### AIM:
In the material below, identify each line bearing the word "image". Reproduce those lines.

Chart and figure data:

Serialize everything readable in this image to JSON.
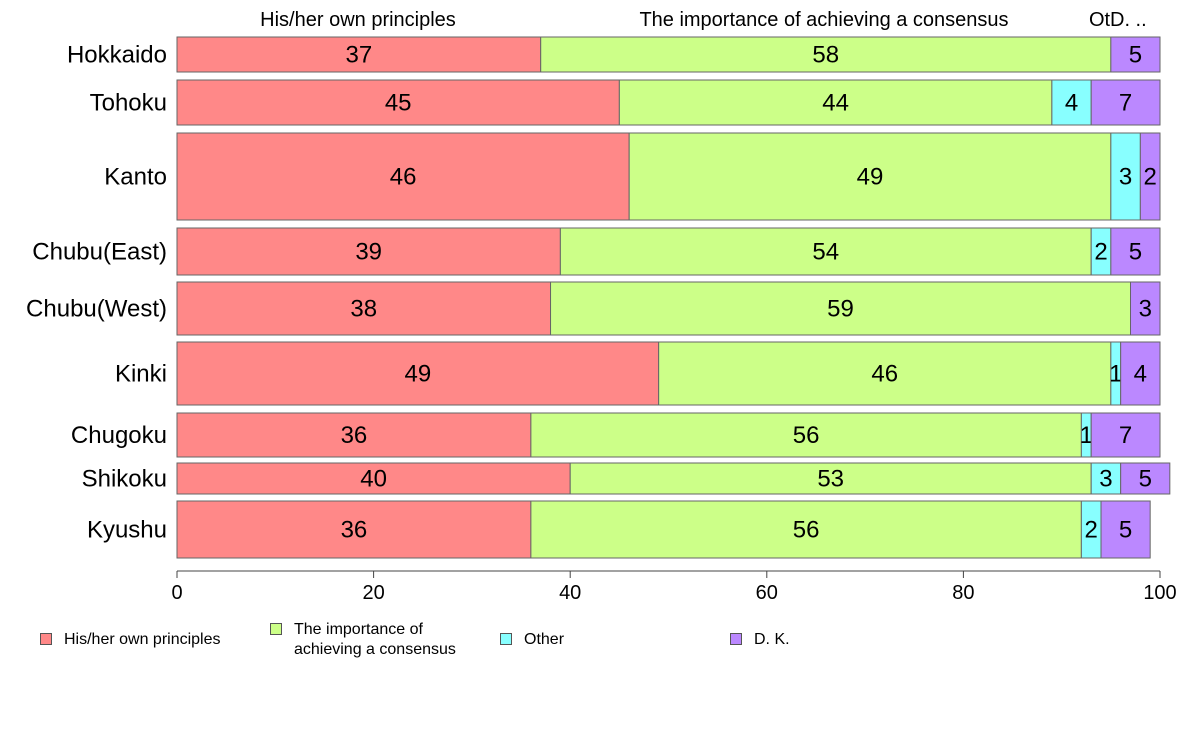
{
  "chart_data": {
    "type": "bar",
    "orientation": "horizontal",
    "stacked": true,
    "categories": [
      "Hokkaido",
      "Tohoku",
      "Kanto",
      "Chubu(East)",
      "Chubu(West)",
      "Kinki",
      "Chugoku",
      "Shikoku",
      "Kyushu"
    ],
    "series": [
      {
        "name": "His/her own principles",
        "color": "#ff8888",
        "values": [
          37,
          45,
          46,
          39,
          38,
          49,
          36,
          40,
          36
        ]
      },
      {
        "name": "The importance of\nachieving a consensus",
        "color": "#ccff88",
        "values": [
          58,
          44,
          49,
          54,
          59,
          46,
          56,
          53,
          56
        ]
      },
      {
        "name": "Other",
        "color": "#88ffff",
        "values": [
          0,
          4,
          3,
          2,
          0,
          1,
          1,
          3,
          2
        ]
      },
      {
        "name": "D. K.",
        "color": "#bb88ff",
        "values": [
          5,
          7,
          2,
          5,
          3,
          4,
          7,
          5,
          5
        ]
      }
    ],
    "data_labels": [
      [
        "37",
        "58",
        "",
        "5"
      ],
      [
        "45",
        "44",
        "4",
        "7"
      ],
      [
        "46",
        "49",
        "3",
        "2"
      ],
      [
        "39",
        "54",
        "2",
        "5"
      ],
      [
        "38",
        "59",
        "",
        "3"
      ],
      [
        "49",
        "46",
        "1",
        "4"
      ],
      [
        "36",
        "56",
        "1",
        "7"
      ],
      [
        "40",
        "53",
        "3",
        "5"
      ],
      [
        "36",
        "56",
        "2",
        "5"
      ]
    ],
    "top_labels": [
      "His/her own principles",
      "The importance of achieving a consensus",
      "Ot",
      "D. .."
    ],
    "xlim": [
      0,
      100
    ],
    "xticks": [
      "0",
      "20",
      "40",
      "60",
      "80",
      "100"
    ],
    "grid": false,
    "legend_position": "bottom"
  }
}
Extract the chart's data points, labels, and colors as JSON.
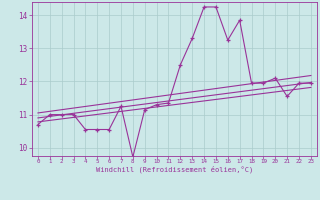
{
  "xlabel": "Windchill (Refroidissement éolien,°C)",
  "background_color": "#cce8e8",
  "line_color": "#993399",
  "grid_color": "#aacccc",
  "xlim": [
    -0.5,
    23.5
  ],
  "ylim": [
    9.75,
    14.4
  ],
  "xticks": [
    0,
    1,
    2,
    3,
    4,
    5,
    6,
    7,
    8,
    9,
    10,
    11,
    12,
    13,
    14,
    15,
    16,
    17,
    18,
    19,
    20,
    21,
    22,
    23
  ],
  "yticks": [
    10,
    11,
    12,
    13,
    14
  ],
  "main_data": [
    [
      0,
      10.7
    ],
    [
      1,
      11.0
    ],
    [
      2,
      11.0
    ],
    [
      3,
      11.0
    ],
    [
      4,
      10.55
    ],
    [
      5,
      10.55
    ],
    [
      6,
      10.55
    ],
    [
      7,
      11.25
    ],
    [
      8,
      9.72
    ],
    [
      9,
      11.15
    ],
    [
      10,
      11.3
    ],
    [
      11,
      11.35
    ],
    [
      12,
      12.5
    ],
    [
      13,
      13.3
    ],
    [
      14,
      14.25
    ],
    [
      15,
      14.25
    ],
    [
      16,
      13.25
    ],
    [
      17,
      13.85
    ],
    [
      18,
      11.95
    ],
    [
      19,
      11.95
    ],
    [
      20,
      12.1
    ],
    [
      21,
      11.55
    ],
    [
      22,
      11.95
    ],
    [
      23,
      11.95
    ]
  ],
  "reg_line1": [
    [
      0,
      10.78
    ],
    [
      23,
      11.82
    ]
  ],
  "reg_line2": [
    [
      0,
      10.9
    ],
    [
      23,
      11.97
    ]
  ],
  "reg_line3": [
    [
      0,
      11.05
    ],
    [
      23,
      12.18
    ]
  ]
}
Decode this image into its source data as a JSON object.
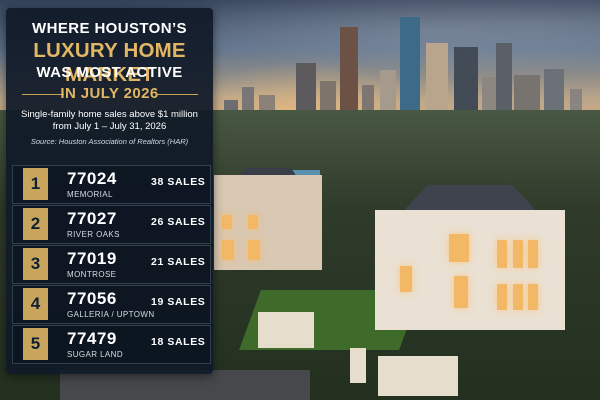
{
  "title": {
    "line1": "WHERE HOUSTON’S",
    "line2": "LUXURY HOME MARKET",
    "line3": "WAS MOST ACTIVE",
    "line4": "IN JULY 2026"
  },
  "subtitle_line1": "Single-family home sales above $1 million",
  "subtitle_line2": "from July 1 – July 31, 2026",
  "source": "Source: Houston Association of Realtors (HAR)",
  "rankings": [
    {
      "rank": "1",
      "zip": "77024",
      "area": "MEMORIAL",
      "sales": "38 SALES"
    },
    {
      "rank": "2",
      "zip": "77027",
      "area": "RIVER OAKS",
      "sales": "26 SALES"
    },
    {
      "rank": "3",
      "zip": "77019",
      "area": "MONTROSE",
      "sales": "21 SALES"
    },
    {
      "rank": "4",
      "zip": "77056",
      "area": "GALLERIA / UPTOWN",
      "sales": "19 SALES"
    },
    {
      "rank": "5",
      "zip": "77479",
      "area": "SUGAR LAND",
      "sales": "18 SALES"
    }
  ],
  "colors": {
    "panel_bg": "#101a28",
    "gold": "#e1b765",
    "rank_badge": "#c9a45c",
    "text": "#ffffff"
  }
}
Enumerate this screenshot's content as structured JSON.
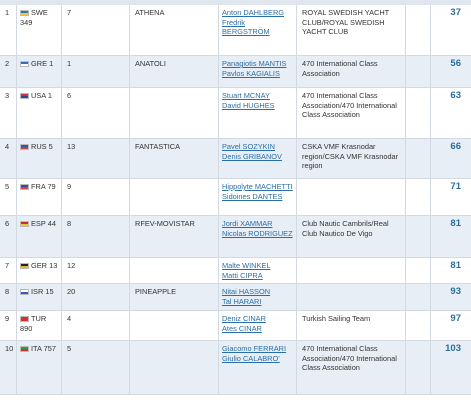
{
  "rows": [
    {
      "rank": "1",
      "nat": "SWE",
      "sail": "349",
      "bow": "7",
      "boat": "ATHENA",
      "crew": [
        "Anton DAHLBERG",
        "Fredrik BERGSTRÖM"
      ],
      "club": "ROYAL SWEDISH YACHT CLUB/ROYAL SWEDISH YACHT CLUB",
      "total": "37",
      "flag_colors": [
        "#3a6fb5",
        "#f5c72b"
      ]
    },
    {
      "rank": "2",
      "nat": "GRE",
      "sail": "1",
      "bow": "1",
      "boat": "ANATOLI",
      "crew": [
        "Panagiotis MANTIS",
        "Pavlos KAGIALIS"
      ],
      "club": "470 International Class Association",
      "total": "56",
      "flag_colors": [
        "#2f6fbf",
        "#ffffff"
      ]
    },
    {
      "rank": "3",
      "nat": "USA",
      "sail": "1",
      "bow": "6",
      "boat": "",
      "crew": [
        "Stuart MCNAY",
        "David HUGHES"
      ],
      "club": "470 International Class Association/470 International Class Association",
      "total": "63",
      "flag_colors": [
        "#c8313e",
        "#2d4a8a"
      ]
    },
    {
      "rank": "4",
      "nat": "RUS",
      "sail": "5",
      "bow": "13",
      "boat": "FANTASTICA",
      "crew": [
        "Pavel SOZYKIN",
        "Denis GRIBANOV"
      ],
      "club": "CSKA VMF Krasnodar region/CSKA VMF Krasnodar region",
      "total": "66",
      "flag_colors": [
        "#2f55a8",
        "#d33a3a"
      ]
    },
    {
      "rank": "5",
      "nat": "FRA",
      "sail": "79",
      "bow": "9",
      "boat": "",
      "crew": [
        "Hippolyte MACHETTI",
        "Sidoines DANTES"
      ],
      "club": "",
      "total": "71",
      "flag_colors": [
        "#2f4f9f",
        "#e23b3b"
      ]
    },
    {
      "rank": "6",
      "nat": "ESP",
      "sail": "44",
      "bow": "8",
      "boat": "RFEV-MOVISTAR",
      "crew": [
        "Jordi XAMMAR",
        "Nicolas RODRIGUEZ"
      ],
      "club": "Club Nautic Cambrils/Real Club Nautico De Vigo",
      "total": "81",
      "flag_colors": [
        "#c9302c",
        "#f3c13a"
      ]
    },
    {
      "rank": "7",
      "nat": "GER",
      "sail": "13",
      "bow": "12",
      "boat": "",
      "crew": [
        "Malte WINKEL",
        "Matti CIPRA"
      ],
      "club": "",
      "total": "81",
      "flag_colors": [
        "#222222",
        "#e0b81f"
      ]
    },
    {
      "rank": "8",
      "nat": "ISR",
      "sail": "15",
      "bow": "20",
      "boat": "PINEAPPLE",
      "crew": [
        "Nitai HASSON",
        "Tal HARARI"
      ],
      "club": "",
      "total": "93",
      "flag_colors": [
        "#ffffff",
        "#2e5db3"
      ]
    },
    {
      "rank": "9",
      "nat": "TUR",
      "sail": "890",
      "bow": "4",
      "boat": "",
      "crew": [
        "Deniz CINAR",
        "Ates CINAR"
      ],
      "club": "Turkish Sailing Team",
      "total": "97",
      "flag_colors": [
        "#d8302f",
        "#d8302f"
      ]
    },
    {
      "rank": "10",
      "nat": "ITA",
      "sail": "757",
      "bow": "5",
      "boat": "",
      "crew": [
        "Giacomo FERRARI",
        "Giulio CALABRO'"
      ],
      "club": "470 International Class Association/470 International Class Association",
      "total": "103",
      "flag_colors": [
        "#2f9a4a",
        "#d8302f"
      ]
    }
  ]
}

### REPLY:
Serialize everything readable in this image to JSON.
Decode this image into its source data as a JSON object.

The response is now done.